**JOB**
Set down the full listing exactly, character for character.

**LISTED ENTRIES**
::::
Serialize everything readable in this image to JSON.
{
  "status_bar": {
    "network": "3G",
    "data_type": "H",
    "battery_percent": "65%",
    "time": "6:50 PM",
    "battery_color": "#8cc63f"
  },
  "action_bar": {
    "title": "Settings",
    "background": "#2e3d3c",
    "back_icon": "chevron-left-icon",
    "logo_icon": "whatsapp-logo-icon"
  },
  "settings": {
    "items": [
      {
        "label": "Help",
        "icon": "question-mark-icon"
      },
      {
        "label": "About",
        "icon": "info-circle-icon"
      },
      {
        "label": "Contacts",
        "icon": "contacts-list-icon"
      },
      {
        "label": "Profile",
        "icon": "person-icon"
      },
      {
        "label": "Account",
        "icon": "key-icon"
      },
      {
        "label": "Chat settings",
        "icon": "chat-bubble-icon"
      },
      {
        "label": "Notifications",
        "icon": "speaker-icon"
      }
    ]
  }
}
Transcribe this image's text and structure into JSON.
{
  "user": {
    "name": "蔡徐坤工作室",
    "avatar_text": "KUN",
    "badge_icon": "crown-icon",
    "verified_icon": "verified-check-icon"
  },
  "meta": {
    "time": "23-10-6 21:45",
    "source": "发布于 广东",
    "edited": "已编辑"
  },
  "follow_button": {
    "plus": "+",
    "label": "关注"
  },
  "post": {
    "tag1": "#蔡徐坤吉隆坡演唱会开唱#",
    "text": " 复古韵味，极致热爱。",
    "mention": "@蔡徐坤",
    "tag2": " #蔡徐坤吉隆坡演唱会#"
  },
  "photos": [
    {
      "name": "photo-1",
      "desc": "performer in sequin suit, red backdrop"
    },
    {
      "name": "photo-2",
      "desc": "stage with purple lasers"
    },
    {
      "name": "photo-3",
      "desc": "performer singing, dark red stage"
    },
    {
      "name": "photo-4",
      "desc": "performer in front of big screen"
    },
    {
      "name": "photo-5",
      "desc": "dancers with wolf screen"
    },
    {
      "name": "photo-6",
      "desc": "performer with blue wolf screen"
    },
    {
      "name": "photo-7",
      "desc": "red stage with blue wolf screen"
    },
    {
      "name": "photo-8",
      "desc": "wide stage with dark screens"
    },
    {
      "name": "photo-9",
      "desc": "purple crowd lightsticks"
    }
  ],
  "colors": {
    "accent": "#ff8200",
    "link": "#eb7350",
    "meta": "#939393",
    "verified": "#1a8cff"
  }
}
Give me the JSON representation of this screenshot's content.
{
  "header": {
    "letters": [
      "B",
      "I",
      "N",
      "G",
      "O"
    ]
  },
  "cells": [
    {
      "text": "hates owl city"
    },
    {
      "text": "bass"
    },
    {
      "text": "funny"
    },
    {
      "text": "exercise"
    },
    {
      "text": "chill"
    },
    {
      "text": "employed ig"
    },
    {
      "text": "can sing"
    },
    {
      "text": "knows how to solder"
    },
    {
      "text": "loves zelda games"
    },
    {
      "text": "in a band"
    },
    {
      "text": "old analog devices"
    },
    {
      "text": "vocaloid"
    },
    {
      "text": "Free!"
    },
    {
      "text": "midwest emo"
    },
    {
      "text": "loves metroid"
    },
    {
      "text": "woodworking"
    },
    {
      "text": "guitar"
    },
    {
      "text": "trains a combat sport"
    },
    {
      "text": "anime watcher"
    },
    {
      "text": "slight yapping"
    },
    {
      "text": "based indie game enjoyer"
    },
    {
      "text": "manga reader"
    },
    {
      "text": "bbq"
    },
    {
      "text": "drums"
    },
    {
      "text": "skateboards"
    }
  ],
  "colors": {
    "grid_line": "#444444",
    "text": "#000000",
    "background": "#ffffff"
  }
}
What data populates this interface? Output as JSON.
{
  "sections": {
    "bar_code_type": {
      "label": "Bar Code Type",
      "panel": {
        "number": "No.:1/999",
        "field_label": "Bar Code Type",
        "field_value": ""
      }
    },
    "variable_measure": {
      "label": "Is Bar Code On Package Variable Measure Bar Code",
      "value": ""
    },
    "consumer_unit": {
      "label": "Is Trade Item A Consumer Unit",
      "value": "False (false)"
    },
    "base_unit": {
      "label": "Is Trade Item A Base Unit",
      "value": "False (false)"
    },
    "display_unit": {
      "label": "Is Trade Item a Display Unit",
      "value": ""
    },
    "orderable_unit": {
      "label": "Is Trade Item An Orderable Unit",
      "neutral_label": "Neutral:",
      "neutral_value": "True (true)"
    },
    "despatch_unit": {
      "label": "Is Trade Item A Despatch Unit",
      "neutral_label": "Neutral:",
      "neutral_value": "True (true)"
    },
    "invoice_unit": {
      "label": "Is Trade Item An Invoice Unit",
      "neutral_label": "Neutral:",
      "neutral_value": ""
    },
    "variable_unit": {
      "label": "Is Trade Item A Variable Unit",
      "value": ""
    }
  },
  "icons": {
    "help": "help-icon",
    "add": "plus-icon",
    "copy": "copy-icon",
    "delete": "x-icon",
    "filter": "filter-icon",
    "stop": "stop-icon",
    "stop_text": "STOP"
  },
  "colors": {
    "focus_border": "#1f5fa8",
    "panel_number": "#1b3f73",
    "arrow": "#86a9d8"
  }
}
::::
**RESULT OF THIS EXERCISE**
Serialize everything readable in this image to JSON.
{
  "status_bar": {
    "network": "3G",
    "data_type": "H",
    "battery_percent": "65%",
    "time": "6:50 PM",
    "battery_color": "#8cc63f"
  },
  "action_bar": {
    "title": "Settings",
    "background": "#2e3d3c",
    "back_icon": "chevron-left-icon",
    "logo_icon": "whatsapp-logo-icon"
  },
  "settings": {
    "items": [
      {
        "label": "Help",
        "icon": "question-mark-icon"
      },
      {
        "label": "About",
        "icon": "info-circle-icon"
      },
      {
        "label": "Contacts",
        "icon": "contacts-list-icon"
      },
      {
        "label": "Profile",
        "icon": "person-icon"
      },
      {
        "label": "Account",
        "icon": "key-icon"
      },
      {
        "label": "Chat settings",
        "icon": "chat-bubble-icon"
      },
      {
        "label": "Notifications",
        "icon": "speaker-icon"
      }
    ]
  }
}
Transcribe this image's text and structure into JSON.
{
  "user": {
    "name": "蔡徐坤工作室",
    "avatar_text": "KUN",
    "badge_icon": "crown-icon",
    "verified_icon": "verified-check-icon"
  },
  "meta": {
    "time": "23-10-6 21:45",
    "source": "发布于 广东",
    "edited": "已编辑"
  },
  "follow_button": {
    "plus": "+",
    "label": "关注"
  },
  "post": {
    "tag1": "#蔡徐坤吉隆坡演唱会开唱#",
    "text": " 复古韵味，极致热爱。",
    "mention": "@蔡徐坤",
    "tag2": " #蔡徐坤吉隆坡演唱会#"
  },
  "photos": [
    {
      "name": "photo-1",
      "desc": "performer in sequin suit, red backdrop"
    },
    {
      "name": "photo-2",
      "desc": "stage with purple lasers"
    },
    {
      "name": "photo-3",
      "desc": "performer singing, dark red stage"
    },
    {
      "name": "photo-4",
      "desc": "performer in front of big screen"
    },
    {
      "name": "photo-5",
      "desc": "dancers with wolf screen"
    },
    {
      "name": "photo-6",
      "desc": "performer with blue wolf screen"
    },
    {
      "name": "photo-7",
      "desc": "red stage with blue wolf screen"
    },
    {
      "name": "photo-8",
      "desc": "wide stage with dark screens"
    },
    {
      "name": "photo-9",
      "desc": "purple crowd lightsticks"
    }
  ],
  "colors": {
    "accent": "#ff8200",
    "link": "#eb7350",
    "meta": "#939393",
    "verified": "#1a8cff"
  }
}
Give me the JSON representation of this screenshot's content.
{
  "header": {
    "letters": [
      "B",
      "I",
      "N",
      "G",
      "O"
    ]
  },
  "cells": [
    {
      "text": "hates owl city"
    },
    {
      "text": "bass"
    },
    {
      "text": "funny"
    },
    {
      "text": "exercise"
    },
    {
      "text": "chill"
    },
    {
      "text": "employed ig"
    },
    {
      "text": "can sing"
    },
    {
      "text": "knows how to solder"
    },
    {
      "text": "loves zelda games"
    },
    {
      "text": "in a band"
    },
    {
      "text": "old analog devices"
    },
    {
      "text": "vocaloid"
    },
    {
      "text": "Free!"
    },
    {
      "text": "midwest emo"
    },
    {
      "text": "loves metroid"
    },
    {
      "text": "woodworking"
    },
    {
      "text": "guitar"
    },
    {
      "text": "trains a combat sport"
    },
    {
      "text": "anime watcher"
    },
    {
      "text": "slight yapping"
    },
    {
      "text": "based indie game enjoyer"
    },
    {
      "text": "manga reader"
    },
    {
      "text": "bbq"
    },
    {
      "text": "drums"
    },
    {
      "text": "skateboards"
    }
  ],
  "colors": {
    "grid_line": "#444444",
    "text": "#000000",
    "background": "#ffffff"
  }
}
What data populates this interface? Output as JSON.
{
  "sections": {
    "bar_code_type": {
      "label": "Bar Code Type",
      "panel": {
        "number": "No.:1/999",
        "field_label": "Bar Code Type",
        "field_value": ""
      }
    },
    "variable_measure": {
      "label": "Is Bar Code On Package Variable Measure Bar Code",
      "value": ""
    },
    "consumer_unit": {
      "label": "Is Trade Item A Consumer Unit",
      "value": "False (false)"
    },
    "base_unit": {
      "label": "Is Trade Item A Base Unit",
      "value": "False (false)"
    },
    "display_unit": {
      "label": "Is Trade Item a Display Unit",
      "value": ""
    },
    "orderable_unit": {
      "label": "Is Trade Item An Orderable Unit",
      "neutral_label": "Neutral:",
      "neutral_value": "True (true)"
    },
    "despatch_unit": {
      "label": "Is Trade Item A Despatch Unit",
      "neutral_label": "Neutral:",
      "neutral_value": "True (true)"
    },
    "invoice_unit": {
      "label": "Is Trade Item An Invoice Unit",
      "neutral_label": "Neutral:",
      "neutral_value": ""
    },
    "variable_unit": {
      "label": "Is Trade Item A Variable Unit",
      "value": ""
    }
  },
  "icons": {
    "help": "help-icon",
    "add": "plus-icon",
    "copy": "copy-icon",
    "delete": "x-icon",
    "filter": "filter-icon",
    "stop": "stop-icon",
    "stop_text": "STOP"
  },
  "colors": {
    "focus_border": "#1f5fa8",
    "panel_number": "#1b3f73",
    "arrow": "#86a9d8"
  }
}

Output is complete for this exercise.